» **Stated problem**:
Below are the records; reproduce all of them exactly but without any images.

▼

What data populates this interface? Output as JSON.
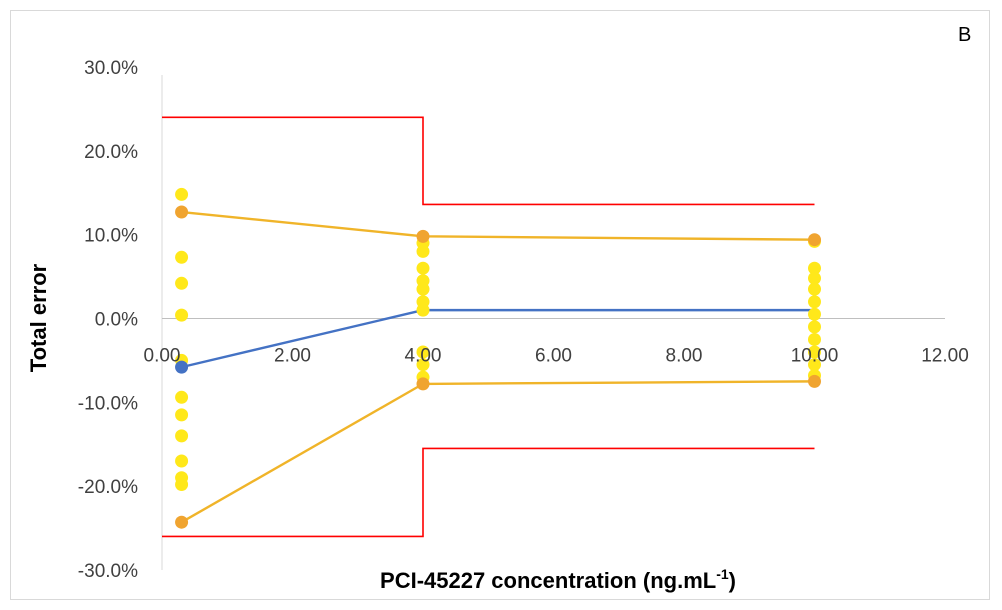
{
  "chart_data": {
    "type": "line",
    "panel_label": "B",
    "xlabel": "PCI-45227 concentration (ng.mL",
    "xlabel_superscript": "-1",
    "xlabel_suffix": ")",
    "ylabel": "Total error",
    "xlim": [
      0,
      12
    ],
    "ylim": [
      -0.3,
      0.3
    ],
    "x_ticks": [
      "0.00",
      "2.00",
      "4.00",
      "6.00",
      "8.00",
      "10.00",
      "12.00"
    ],
    "y_ticks": [
      "30.0%",
      "20.0%",
      "10.0%",
      "0.0%",
      "-10.0%",
      "-20.0%",
      "-30.0%"
    ],
    "series": [
      {
        "color": "#4472c4",
        "kind": "line",
        "markers": [
          0
        ],
        "points": [
          [
            0.3,
            -0.058
          ],
          [
            4.0,
            0.01
          ],
          [
            10.0,
            0.01
          ]
        ]
      },
      {
        "color": "#f0b429",
        "kind": "line",
        "markers": [
          0,
          1,
          2
        ],
        "points": [
          [
            0.3,
            0.127
          ],
          [
            4.0,
            0.098
          ],
          [
            10.0,
            0.094
          ]
        ]
      },
      {
        "color": "#f0b429",
        "kind": "line",
        "markers": [
          0,
          1,
          2
        ],
        "points": [
          [
            0.3,
            -0.243
          ],
          [
            4.0,
            -0.078
          ],
          [
            10.0,
            -0.075
          ]
        ]
      },
      {
        "color": "#ff0000",
        "kind": "step",
        "points": [
          [
            0.0,
            0.24
          ],
          [
            4.0,
            0.24
          ],
          [
            4.0,
            0.136
          ],
          [
            10.0,
            0.136
          ]
        ]
      },
      {
        "color": "#ff0000",
        "kind": "step",
        "points": [
          [
            0.0,
            -0.26
          ],
          [
            4.0,
            -0.26
          ],
          [
            4.0,
            -0.155
          ],
          [
            10.0,
            -0.155
          ]
        ]
      },
      {
        "color": "#ffe81a",
        "kind": "scatter",
        "points": [
          [
            0.3,
            0.148
          ],
          [
            0.3,
            0.073
          ],
          [
            0.3,
            0.042
          ],
          [
            0.3,
            0.004
          ],
          [
            0.3,
            -0.05
          ],
          [
            0.3,
            -0.094
          ],
          [
            0.3,
            -0.115
          ],
          [
            0.3,
            -0.14
          ],
          [
            0.3,
            -0.17
          ],
          [
            0.3,
            -0.19
          ],
          [
            0.3,
            -0.198
          ],
          [
            4.0,
            0.09
          ],
          [
            4.0,
            0.08
          ],
          [
            4.0,
            0.06
          ],
          [
            4.0,
            0.045
          ],
          [
            4.0,
            0.035
          ],
          [
            4.0,
            0.02
          ],
          [
            4.0,
            0.01
          ],
          [
            4.0,
            -0.04
          ],
          [
            4.0,
            -0.055
          ],
          [
            4.0,
            -0.07
          ],
          [
            10.0,
            0.092
          ],
          [
            10.0,
            0.06
          ],
          [
            10.0,
            0.048
          ],
          [
            10.0,
            0.035
          ],
          [
            10.0,
            0.02
          ],
          [
            10.0,
            0.005
          ],
          [
            10.0,
            -0.01
          ],
          [
            10.0,
            -0.025
          ],
          [
            10.0,
            -0.04
          ],
          [
            10.0,
            -0.055
          ],
          [
            10.0,
            -0.068
          ]
        ]
      }
    ]
  }
}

▲

» **Exercise output**:
What data populates this interface? Output as JSON.
{
  "chart_data": {
    "type": "line",
    "panel_label": "B",
    "xlabel": "PCI-45227 concentration (ng.mL",
    "xlabel_superscript": "-1",
    "xlabel_suffix": ")",
    "ylabel": "Total error",
    "xlim": [
      0,
      12
    ],
    "ylim": [
      -0.3,
      0.3
    ],
    "x_ticks": [
      "0.00",
      "2.00",
      "4.00",
      "6.00",
      "8.00",
      "10.00",
      "12.00"
    ],
    "y_ticks": [
      "30.0%",
      "20.0%",
      "10.0%",
      "0.0%",
      "-10.0%",
      "-20.0%",
      "-30.0%"
    ],
    "series": [
      {
        "color": "#4472c4",
        "kind": "line",
        "markers": [
          0
        ],
        "points": [
          [
            0.3,
            -0.058
          ],
          [
            4.0,
            0.01
          ],
          [
            10.0,
            0.01
          ]
        ]
      },
      {
        "color": "#f0b429",
        "kind": "line",
        "markers": [
          0,
          1,
          2
        ],
        "points": [
          [
            0.3,
            0.127
          ],
          [
            4.0,
            0.098
          ],
          [
            10.0,
            0.094
          ]
        ]
      },
      {
        "color": "#f0b429",
        "kind": "line",
        "markers": [
          0,
          1,
          2
        ],
        "points": [
          [
            0.3,
            -0.243
          ],
          [
            4.0,
            -0.078
          ],
          [
            10.0,
            -0.075
          ]
        ]
      },
      {
        "color": "#ff0000",
        "kind": "step",
        "points": [
          [
            0.0,
            0.24
          ],
          [
            4.0,
            0.24
          ],
          [
            4.0,
            0.136
          ],
          [
            10.0,
            0.136
          ]
        ]
      },
      {
        "color": "#ff0000",
        "kind": "step",
        "points": [
          [
            0.0,
            -0.26
          ],
          [
            4.0,
            -0.26
          ],
          [
            4.0,
            -0.155
          ],
          [
            10.0,
            -0.155
          ]
        ]
      },
      {
        "color": "#ffe81a",
        "kind": "scatter",
        "points": [
          [
            0.3,
            0.148
          ],
          [
            0.3,
            0.073
          ],
          [
            0.3,
            0.042
          ],
          [
            0.3,
            0.004
          ],
          [
            0.3,
            -0.05
          ],
          [
            0.3,
            -0.094
          ],
          [
            0.3,
            -0.115
          ],
          [
            0.3,
            -0.14
          ],
          [
            0.3,
            -0.17
          ],
          [
            0.3,
            -0.19
          ],
          [
            0.3,
            -0.198
          ],
          [
            4.0,
            0.09
          ],
          [
            4.0,
            0.08
          ],
          [
            4.0,
            0.06
          ],
          [
            4.0,
            0.045
          ],
          [
            4.0,
            0.035
          ],
          [
            4.0,
            0.02
          ],
          [
            4.0,
            0.01
          ],
          [
            4.0,
            -0.04
          ],
          [
            4.0,
            -0.055
          ],
          [
            4.0,
            -0.07
          ],
          [
            10.0,
            0.092
          ],
          [
            10.0,
            0.06
          ],
          [
            10.0,
            0.048
          ],
          [
            10.0,
            0.035
          ],
          [
            10.0,
            0.02
          ],
          [
            10.0,
            0.005
          ],
          [
            10.0,
            -0.01
          ],
          [
            10.0,
            -0.025
          ],
          [
            10.0,
            -0.04
          ],
          [
            10.0,
            -0.055
          ],
          [
            10.0,
            -0.068
          ]
        ]
      }
    ]
  }
}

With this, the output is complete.